▶ _Material provided_:
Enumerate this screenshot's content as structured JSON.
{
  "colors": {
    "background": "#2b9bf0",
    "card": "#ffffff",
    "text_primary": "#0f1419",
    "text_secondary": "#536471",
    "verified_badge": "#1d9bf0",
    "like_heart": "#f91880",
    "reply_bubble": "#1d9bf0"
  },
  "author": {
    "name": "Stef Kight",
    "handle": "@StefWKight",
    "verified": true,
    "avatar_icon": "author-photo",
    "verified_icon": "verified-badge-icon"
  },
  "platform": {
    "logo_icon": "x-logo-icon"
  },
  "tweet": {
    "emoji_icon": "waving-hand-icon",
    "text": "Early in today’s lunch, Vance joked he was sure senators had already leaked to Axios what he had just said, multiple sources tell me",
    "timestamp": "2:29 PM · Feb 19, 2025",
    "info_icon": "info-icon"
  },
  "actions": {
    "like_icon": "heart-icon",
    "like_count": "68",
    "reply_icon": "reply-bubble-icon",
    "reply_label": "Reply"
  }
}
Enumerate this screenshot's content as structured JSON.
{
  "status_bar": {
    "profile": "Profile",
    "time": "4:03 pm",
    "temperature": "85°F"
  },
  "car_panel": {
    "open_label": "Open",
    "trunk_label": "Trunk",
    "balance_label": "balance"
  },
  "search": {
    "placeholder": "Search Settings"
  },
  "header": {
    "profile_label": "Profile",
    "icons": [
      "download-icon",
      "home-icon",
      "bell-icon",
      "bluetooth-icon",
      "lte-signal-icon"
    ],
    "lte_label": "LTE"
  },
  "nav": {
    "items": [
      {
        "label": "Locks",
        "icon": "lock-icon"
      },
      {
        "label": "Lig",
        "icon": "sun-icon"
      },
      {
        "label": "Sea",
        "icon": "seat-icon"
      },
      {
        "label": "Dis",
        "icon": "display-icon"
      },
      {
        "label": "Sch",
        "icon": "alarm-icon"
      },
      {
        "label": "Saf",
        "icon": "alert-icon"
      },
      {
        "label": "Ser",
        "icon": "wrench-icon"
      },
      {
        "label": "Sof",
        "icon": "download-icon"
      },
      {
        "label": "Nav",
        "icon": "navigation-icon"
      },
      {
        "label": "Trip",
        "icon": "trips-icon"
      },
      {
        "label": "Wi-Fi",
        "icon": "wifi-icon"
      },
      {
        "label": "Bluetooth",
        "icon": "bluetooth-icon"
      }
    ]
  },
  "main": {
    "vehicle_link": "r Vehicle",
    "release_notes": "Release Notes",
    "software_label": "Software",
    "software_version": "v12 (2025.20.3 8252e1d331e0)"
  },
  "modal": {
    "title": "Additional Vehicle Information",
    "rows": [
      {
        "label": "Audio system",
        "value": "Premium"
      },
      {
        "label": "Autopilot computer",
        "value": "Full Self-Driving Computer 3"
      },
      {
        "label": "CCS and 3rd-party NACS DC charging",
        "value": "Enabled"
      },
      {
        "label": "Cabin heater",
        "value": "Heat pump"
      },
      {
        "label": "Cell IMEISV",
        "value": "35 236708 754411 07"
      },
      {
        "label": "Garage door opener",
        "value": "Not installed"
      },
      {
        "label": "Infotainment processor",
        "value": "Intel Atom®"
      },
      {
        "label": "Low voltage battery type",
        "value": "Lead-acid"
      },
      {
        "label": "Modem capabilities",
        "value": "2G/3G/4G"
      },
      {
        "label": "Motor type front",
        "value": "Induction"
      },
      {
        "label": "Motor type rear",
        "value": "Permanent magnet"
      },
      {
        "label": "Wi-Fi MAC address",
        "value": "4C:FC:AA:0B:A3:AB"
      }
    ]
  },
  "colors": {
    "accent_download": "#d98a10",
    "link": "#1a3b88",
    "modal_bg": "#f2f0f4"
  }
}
...
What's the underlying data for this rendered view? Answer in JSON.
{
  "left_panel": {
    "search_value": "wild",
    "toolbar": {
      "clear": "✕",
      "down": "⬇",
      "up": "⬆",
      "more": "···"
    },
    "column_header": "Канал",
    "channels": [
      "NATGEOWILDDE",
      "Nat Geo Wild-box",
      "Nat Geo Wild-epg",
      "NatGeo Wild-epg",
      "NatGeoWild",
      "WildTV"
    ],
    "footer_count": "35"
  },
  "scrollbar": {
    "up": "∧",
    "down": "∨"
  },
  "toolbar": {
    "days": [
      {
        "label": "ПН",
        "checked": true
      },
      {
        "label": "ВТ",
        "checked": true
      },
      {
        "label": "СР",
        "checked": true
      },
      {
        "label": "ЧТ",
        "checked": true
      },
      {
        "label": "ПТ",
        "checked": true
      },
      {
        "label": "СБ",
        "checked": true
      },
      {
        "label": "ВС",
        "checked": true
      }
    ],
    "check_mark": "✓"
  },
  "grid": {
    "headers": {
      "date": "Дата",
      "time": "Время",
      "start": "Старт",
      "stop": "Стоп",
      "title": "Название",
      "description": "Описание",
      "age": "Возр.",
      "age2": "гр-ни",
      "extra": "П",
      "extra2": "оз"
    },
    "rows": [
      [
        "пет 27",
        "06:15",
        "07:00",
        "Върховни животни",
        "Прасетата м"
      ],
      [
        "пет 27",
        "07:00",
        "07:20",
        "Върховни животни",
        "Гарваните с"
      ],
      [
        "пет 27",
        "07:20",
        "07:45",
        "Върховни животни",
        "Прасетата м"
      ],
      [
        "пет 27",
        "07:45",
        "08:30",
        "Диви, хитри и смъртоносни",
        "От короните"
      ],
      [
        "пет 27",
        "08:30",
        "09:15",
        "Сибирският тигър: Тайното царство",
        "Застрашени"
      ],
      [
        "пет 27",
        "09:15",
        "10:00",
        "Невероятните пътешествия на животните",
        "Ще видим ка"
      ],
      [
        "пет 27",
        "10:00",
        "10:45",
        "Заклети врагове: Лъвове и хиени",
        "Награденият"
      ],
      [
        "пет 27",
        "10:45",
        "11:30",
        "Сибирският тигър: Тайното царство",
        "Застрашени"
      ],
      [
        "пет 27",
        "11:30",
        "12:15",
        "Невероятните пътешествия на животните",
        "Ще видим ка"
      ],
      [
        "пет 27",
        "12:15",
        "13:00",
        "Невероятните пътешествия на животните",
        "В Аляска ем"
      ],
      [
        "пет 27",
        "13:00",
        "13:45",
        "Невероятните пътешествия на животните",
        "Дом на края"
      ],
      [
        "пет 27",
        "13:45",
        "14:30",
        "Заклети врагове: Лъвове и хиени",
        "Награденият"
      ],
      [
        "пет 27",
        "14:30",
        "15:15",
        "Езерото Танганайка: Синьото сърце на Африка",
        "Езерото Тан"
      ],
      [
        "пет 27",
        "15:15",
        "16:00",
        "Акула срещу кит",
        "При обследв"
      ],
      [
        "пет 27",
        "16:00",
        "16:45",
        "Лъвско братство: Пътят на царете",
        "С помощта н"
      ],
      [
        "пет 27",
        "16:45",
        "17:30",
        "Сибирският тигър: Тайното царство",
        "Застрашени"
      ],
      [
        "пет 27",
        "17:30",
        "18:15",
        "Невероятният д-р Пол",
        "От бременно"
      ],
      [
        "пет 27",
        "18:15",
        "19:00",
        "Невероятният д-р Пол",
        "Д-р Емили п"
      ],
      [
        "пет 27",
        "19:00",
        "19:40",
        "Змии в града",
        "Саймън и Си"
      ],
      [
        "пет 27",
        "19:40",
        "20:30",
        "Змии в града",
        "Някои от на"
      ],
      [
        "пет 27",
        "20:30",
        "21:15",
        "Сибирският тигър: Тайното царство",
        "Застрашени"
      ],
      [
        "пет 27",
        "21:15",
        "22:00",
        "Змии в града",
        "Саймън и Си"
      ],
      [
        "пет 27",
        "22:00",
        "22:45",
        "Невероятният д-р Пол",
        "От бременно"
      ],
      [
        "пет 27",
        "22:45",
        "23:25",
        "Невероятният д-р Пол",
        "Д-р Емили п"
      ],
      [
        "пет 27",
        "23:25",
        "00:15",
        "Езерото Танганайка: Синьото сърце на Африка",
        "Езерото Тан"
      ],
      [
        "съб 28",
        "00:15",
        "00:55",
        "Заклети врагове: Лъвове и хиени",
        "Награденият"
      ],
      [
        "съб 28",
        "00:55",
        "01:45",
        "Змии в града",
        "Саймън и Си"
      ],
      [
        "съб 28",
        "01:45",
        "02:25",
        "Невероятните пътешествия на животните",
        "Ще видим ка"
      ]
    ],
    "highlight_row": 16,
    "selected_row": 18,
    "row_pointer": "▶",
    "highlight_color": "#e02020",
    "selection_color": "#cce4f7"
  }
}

▶ _Given exercise_:
Find how many lines include the string "type" and report that number alone.

▶ _Answer in full_:
3